● **INFORMATION SHOWN**:

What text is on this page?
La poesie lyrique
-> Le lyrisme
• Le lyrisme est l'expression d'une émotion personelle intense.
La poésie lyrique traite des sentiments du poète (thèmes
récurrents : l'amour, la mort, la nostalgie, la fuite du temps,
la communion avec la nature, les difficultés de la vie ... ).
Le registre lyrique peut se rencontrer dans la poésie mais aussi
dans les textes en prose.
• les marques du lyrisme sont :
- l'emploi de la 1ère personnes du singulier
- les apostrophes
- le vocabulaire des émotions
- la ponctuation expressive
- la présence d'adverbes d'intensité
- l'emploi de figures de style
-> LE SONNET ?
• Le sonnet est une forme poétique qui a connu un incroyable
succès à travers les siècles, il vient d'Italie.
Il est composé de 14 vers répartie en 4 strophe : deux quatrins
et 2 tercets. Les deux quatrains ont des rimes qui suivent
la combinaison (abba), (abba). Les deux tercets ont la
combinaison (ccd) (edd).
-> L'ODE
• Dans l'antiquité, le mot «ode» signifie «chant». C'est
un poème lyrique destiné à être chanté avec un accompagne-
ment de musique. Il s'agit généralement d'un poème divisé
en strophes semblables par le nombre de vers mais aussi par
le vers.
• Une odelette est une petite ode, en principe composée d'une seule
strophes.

● **EXERCISE BRIEF**: Provide only the number of lines in the entries that hold the word "combinaison".

● **COMPLETE ANSWER**: 2